# List of tasks
A. Retype the passage on tracing the FDA claim to its source word for word, from "At this point" to "its commissioner, knows.".
B. Extend the passage on tracing the FDA claim to its source, starting right after its last sentence.

However, that’s not quite the end of the story. Note the superscripted 1 in the rubric of the source for the FDA claim. That’s rather important. This gives you the source of the information, which is the Physician’s Desk Reference, 54th edition, 2000.

At this point of tracing back, I discovered what I knew already. What the FDA is quoting are zombie statistics. This is not to impugn the work of Spear et al. The paper makes interesting points. (I can’t even blame them for not citing one of my favourite papers[3], since it appeared in the same year.) They may well have worked diligently to collect the data they did but the trail runs cold here. The methodology is not given and the results can’t be checked. It may be true, it may be false but nobody, and that includes the FDA and its commissioner, knows.

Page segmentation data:
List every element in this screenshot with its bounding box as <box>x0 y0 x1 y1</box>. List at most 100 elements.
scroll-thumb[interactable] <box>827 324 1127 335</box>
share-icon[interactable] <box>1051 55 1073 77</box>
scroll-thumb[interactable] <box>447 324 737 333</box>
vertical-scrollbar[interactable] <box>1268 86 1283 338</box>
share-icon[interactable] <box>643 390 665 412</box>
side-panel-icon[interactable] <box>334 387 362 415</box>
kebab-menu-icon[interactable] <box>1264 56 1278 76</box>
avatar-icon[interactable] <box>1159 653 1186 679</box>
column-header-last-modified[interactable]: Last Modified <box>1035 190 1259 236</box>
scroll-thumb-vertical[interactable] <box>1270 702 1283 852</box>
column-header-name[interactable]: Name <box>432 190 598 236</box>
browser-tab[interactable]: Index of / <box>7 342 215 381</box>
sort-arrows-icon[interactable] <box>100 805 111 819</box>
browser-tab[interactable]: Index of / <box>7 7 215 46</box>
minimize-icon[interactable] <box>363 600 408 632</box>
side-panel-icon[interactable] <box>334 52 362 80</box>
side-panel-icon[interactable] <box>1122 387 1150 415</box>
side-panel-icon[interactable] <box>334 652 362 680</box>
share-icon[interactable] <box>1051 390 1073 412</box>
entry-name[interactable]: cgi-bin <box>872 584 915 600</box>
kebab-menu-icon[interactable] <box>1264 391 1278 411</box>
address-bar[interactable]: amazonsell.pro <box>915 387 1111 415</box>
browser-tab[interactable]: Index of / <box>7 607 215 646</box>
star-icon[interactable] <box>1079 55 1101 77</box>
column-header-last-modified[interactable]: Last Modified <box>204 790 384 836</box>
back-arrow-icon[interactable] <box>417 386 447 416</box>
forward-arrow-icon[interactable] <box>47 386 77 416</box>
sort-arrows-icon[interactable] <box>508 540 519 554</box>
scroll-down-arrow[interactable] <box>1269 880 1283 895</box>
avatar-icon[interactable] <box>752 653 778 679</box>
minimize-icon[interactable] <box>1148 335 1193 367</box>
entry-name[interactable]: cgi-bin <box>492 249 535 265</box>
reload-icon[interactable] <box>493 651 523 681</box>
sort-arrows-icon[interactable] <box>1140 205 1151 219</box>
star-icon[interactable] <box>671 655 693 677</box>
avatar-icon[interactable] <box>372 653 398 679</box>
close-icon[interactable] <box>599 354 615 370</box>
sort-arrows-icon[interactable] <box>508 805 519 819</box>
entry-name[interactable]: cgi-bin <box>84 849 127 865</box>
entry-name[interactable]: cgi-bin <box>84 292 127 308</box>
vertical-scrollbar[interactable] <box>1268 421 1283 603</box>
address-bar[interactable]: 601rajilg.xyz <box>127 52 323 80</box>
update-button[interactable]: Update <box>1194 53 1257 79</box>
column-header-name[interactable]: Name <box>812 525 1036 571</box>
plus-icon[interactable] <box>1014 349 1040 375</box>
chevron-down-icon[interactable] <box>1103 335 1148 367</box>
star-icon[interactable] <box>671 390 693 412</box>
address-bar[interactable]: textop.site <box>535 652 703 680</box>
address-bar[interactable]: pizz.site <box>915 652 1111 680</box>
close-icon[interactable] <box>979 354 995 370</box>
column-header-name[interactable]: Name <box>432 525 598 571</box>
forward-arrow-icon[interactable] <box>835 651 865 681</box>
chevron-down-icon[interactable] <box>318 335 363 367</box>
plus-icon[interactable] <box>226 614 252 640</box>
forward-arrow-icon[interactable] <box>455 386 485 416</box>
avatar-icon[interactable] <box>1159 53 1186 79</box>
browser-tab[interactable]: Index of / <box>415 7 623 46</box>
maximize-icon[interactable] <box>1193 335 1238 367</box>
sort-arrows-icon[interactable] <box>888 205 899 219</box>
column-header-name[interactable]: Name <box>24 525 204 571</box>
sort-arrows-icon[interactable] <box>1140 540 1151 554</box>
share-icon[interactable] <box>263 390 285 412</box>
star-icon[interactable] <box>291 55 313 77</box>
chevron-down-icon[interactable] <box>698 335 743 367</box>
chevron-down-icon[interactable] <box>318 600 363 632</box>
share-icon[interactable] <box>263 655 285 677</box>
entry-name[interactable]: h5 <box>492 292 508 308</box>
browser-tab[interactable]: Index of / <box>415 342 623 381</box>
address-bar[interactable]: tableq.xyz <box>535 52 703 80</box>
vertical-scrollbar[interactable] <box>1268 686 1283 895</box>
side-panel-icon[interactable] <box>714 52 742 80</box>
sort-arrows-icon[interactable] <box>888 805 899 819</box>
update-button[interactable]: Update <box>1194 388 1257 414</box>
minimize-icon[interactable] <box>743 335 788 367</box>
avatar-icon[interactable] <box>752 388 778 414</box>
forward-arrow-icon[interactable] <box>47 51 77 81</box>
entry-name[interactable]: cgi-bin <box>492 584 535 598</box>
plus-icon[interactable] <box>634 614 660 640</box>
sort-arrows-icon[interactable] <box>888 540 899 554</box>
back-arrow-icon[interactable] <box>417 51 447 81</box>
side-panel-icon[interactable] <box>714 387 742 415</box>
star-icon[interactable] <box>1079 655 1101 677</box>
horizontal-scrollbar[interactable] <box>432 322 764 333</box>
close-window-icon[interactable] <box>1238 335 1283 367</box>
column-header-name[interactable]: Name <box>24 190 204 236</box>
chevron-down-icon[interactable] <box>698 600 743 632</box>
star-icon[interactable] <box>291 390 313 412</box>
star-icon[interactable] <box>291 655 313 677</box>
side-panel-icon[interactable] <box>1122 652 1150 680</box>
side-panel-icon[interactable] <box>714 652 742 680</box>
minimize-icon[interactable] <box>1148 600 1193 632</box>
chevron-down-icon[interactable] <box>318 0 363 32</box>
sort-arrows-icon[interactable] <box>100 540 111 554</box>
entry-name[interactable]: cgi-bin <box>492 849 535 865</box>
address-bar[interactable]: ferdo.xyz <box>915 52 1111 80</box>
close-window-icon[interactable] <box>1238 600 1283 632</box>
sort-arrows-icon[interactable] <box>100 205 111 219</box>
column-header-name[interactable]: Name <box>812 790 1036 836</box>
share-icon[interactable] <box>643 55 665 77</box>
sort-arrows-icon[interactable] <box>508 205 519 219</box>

# Answers by task
A.
At this point of tracing back, I discovered what I knew already. What the FDA is quoting are zombie statistics. This is not to impugn the work of Spear et al. The paper makes interesting points. (I can’t even blame them for not citing one of my favourite papers[3], since it appeared in the same year.) They may well have worked diligently to collect the data they did but the trail runs cold here. The methodology is not given and the results can’t be checked. It may be true, it may be false but nobody, and that includes the FDA and its commissioner, knows.

B.
But there is a further problem. There is a very obvious trap in using observed response rates to judge what percentage of patient respond (or don’t). That is that all such measures are subject to within-patient variability. To take a field I have worked in, asthma, if you take (as the FDA has on occasion) 15% increase in Forced Expiratory Volume in one second (FEV1) above baseline as indicating a response. You will classify someone with a 14% value as a non-responder and someone with a 16 % value as a responder but measure them again and they could easily change places (see chapter 8 of Statistical Issues in Drug Development[4]) . For a bronchodilator I worked on, mean bronchodilation at 12 hours was about 18% so you simply needed to base your measurement of effect on a number of replicates if you wanted to increase the proportion of responders.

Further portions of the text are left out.